## Description of the task
Examine the material below. Gather every line in which the string "this" appears.

***

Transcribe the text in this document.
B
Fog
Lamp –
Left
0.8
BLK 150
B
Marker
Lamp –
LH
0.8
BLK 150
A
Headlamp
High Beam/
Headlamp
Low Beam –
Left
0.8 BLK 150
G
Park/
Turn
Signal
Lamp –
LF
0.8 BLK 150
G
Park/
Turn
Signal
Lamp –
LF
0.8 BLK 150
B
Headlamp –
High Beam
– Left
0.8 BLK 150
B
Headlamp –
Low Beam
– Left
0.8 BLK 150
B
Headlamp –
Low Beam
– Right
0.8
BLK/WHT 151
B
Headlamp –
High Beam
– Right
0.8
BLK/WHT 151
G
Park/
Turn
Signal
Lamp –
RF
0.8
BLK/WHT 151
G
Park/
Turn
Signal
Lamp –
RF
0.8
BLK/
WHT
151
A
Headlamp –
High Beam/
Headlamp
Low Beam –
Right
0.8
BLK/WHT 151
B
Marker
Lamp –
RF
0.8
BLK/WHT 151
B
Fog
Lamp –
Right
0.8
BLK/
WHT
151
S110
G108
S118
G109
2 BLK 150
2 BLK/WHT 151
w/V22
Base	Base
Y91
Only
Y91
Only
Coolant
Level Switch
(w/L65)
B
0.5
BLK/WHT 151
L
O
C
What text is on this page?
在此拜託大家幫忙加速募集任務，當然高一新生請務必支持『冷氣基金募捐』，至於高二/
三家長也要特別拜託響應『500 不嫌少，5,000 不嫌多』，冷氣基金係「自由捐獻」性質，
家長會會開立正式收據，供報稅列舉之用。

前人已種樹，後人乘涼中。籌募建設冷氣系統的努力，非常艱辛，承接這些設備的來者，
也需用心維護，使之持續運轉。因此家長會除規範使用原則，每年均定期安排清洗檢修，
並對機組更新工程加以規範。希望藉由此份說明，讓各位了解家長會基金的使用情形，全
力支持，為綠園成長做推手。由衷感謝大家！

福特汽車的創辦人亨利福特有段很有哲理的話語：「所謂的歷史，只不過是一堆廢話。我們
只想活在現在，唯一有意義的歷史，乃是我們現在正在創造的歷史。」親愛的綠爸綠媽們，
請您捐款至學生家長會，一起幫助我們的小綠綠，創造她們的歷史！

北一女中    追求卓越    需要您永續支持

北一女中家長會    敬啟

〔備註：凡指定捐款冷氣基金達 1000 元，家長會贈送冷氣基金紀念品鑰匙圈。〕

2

***

## Complete response
Transcribe the text in this document.
What text is on this page?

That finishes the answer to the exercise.